-------- RECORDED DATA --------
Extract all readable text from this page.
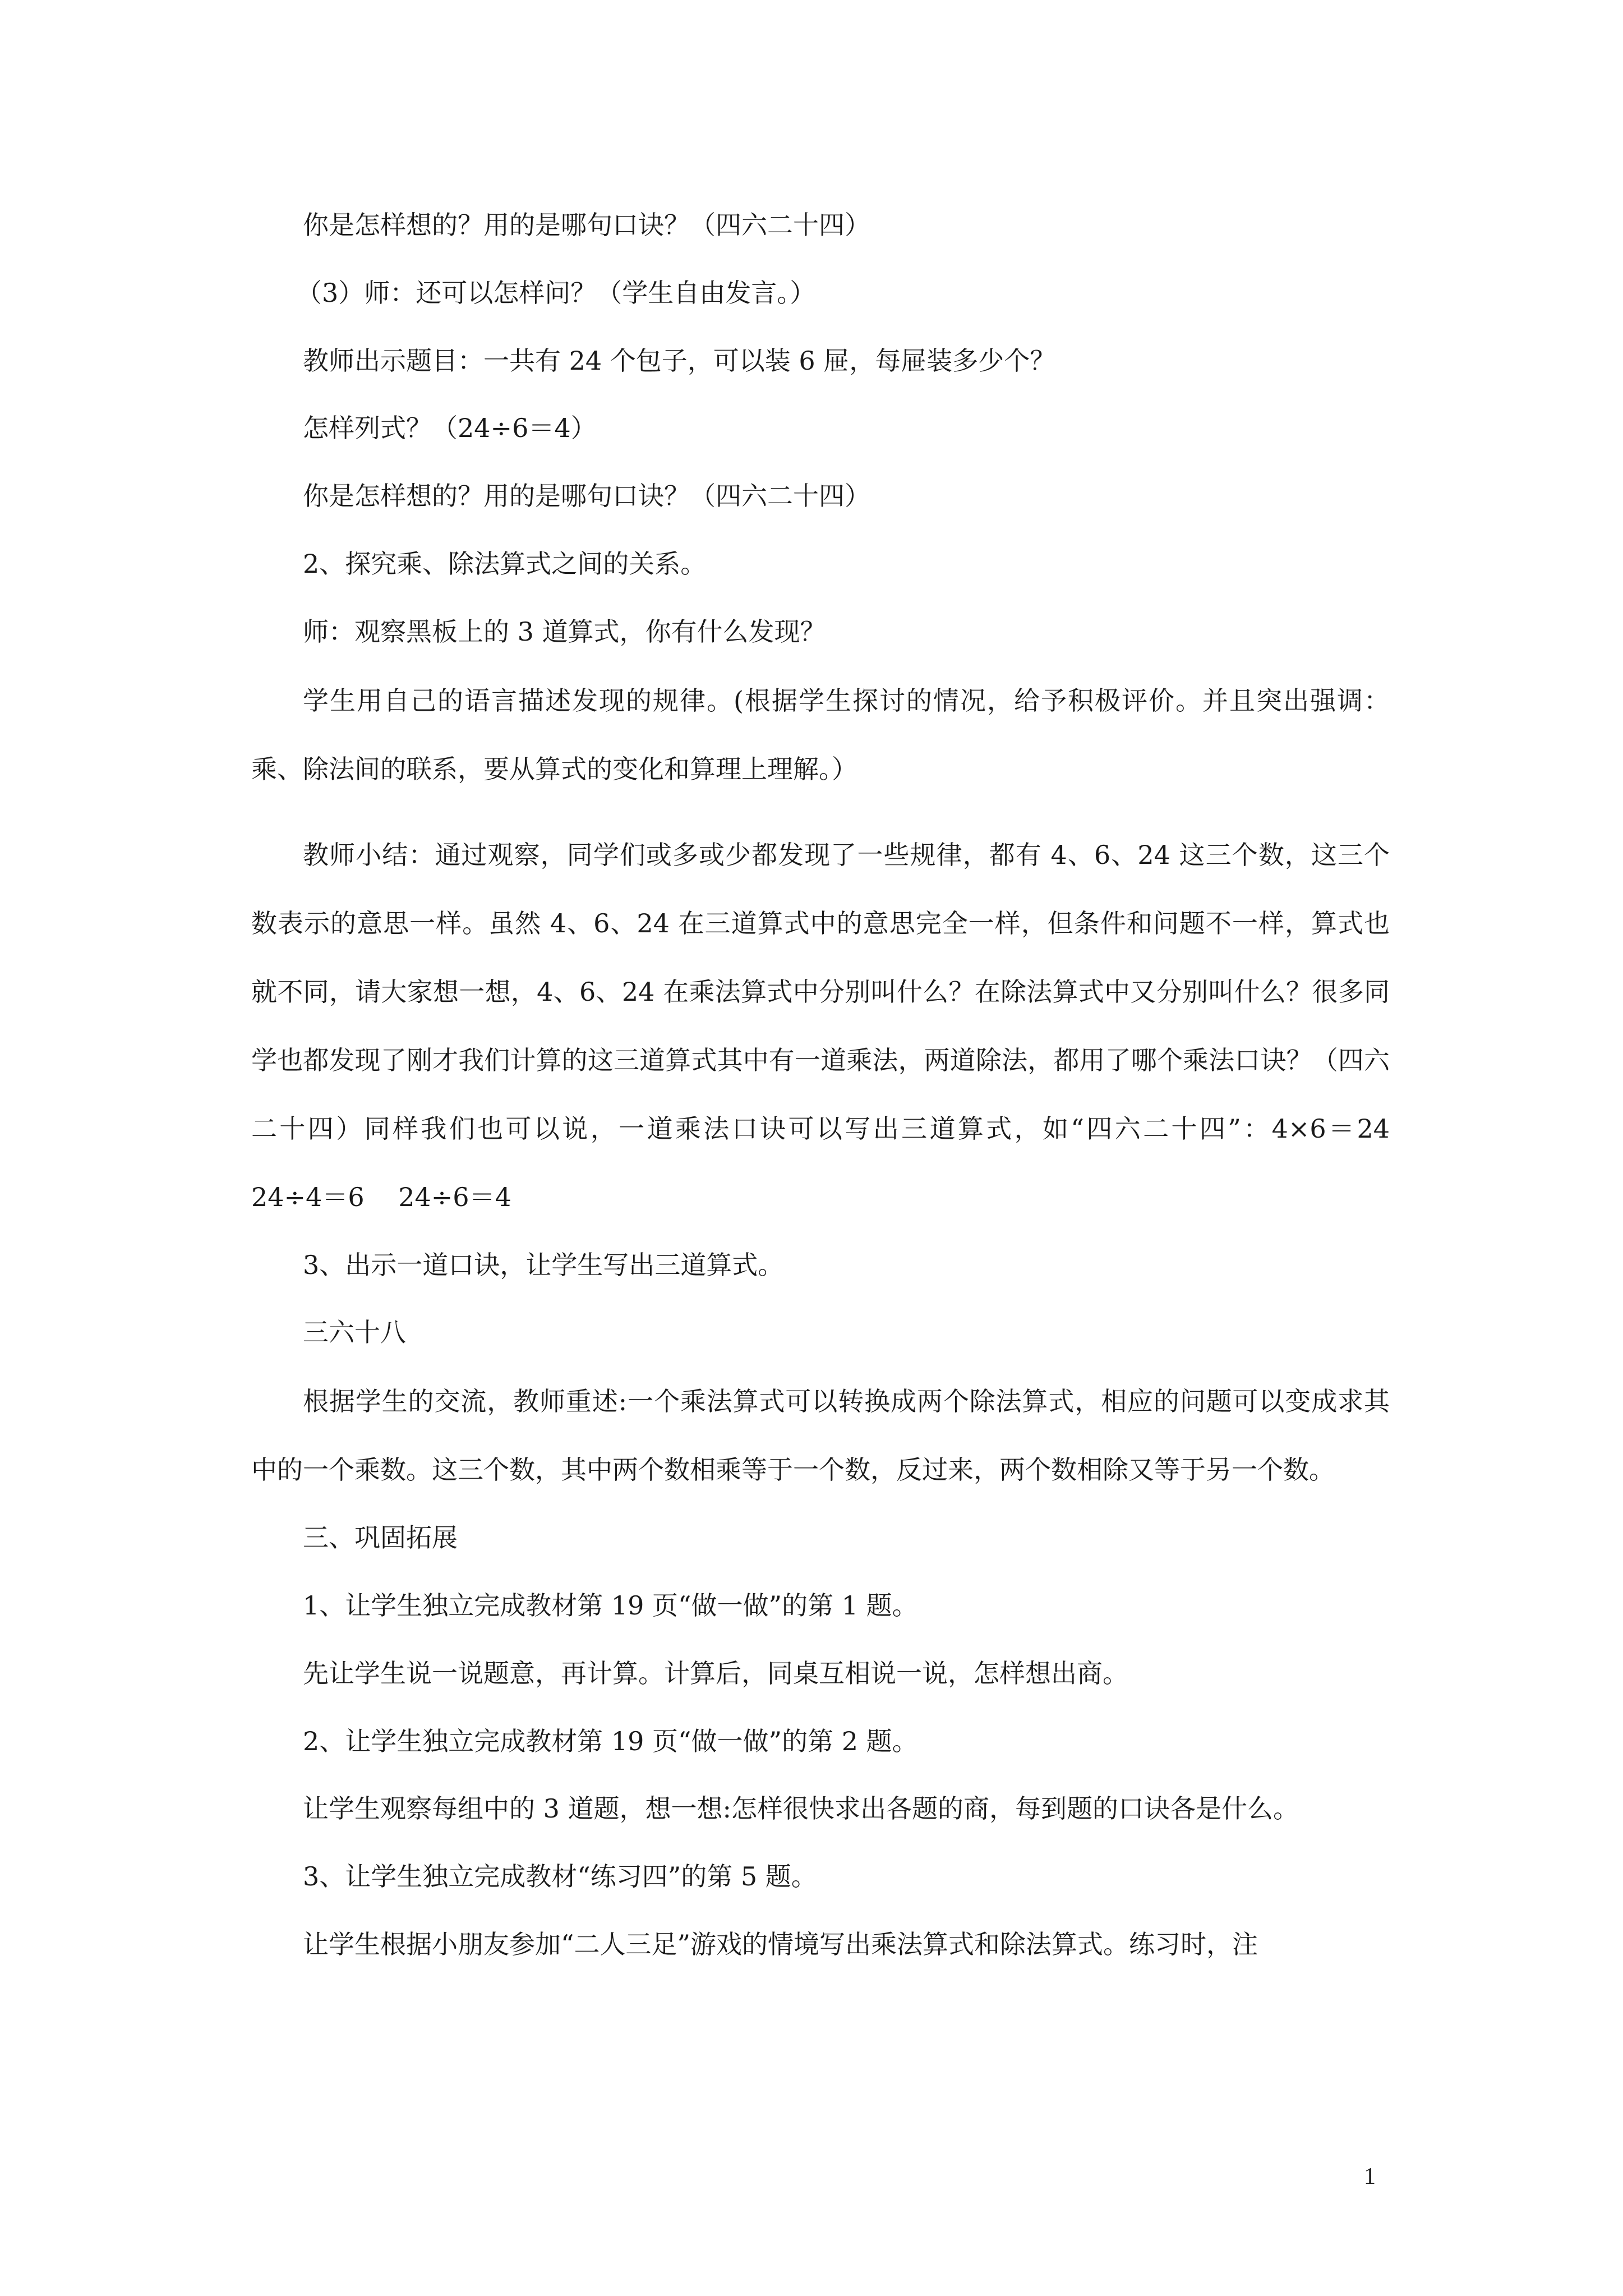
你是怎样想的？用的是哪句口诀？（四六二十四）

（3）师：还可以怎样问？（学生自由发言。）

教师出示题目：一共有 24 个包子，可以装 6 屉，每屉装多少个？

怎样列式？（24÷6＝4）

你是怎样想的？用的是哪句口诀？（四六二十四）

2、探究乘、除法算式之间的关系。

师：观察黑板上的 3 道算式，你有什么发现？

学生用自己的语言描述发现的规律。(根据学生探讨的情况，给予积极评价。并且突出强调：乘、除法间的联系，要从算式的变化和算理上理解。）

教师小结：通过观察，同学们或多或少都发现了一些规律，都有 4、6、24 这三个数，这三个数表示的意思一样。虽然 4、6、24 在三道算式中的意思完全一样，但条件和问题不一样，算式也就不同，请大家想一想，4、6、24 在乘法算式中分别叫什么？在除法算式中又分别叫什么？很多同学也都发现了刚才我们计算的这三道算式其中有一道乘法，两道除法，都用了哪个乘法口诀？（四六二十四）同样我们也可以说，一道乘法口诀可以写出三道算式，如“四六二十四”：4×6＝24　 24÷4＝6　 24÷6＝4

3、出示一道口诀，让学生写出三道算式。

三六十八

根据学生的交流，教师重述:一个乘法算式可以转换成两个除法算式，相应的问题可以变成求其中的一个乘数。这三个数，其中两个数相乘等于一个数，反过来，两个数相除又等于另一个数。

三、巩固拓展

1、让学生独立完成教材第 19 页“做一做”的第 1 题。

先让学生说一说题意，再计算。计算后，同桌互相说一说，怎样想出商。

2、让学生独立完成教材第 19 页“做一做”的第 2 题。

让学生观察每组中的 3 道题，想一想:怎样很快求出各题的商，每到题的口诀各是什么。

3、让学生独立完成教材“练习四”的第 5 题。

让学生根据小朋友参加“二人三足”游戏的情境写出乘法算式和除法算式。练习时，注

1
--------
§ **THE TASK**
Which lines contain "让学生独立完成教材第"? Copy each of them out.

§ **TASK ANSWER**
1、让学生独立完成教材第 19 页“做一做”的第 1 题。
2、让学生独立完成教材第 19 页“做一做”的第 2 题。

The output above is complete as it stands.